-- Start Passage --

The Idaho Education Network broadband service likely won’t work past the end of this month, Senate President Pro Tem Brent Hill, R-Rexburg, said during a Senate Education Committee meeting Monday.

CenturyLink is threatening to pull the plug as soon as Sunday, due to unpaid bills.

“It’s been terrible,” Hill said. “We apologize to you.”

The network’s problems first surfaced last legislative session, when state officials said federal contractors had cut off funding for three-fourths of the program.

The problem came to a head in November when District Judge Patrick Owen voided the state’s $60 million broadband contact. On Wednesday, Owen reaffirmed that the contract is illegal and cannot be salvaged in any part.

“We are somewhat legally hamstrung on what we can address,” said Joint Finance-Appropriations Committee co-chair Dean Cameron, R-Rupert. “To appropriate money to a voided contact would be, by the (attorney general’s) opinion, a misuse of public funds.”

With the clock ticking, Hill, Cameron and Idaho State Department of Education chief technology officer Will Goodman implored school districts to quickly negotiate short-term broadband contracts – on their own – to get them through this school year and next.

JFAC will meet Tuesday morning to consider a potential funding solution for districts that could involve state reimbursements, or some sort of cost-equivalency deal.

Goodman encouraged districts to sign contracts of no more than one year in duration – meaning they could need separate contracts for 2015 and 2016. Districts were encouraged to file a series of federal forms in hopes of receiving “e-Rate” payments collected from phone bill surcharges to cover the costs. The first of those forms is due by Feb. 26 if districts hope to receive e-Rate payments on July 1.

-- End Passage --

Continue the article on the Idaho Education Network broadband shutdown from the point where it ends.

-- Start Supplied information --

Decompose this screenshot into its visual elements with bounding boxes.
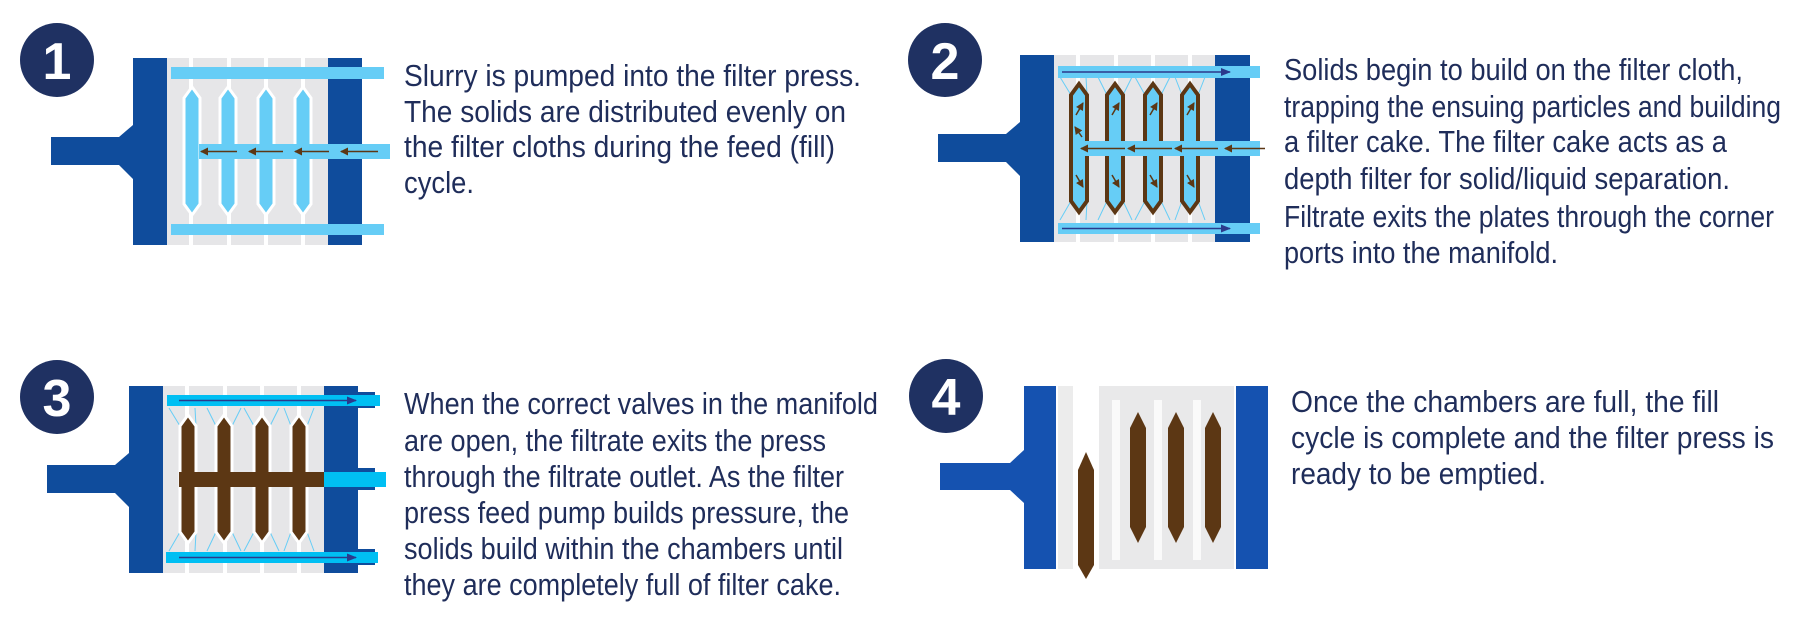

-- End Supplied information --

**Written reply**
Moments before Hill and Cameron spoke, Weiser school board member Margie Chipman painted lawmakers a bleak picture of life without the broadband network. If the network goes dark, Chipman said Weiser could stand to lose a host of service:

  • Video teleconferencing equipment and access to Idaho Digital Learning Academy courses.
  • Access to staff emails and computerized systems officials use to track attendance, facilitate scheduling, input grades and more.
  • The ability to input data into the Idaho System for Education Excellence longitudinal data system.
  • All online correspondence courses.
  • Access to SAT test registration and practice tests.
  • The ability to administer the online Idaho Standards Achievement Test by Smarter Balanced Common Core-aligned tests.
  • All Google educational software programs, including file storage through Google Drive. “No files are stored in buildings any more,” Chipman said. “It’s all Dropbox or Google Drive.”
  • The ability to offer several dual credit courses through College of Southern Idaho or Boise State University.

“The question all of us are wondering is if we do lose broadband connectivity due to the loss of (the network), how long will schools be without,” Chipman asked lawmakers.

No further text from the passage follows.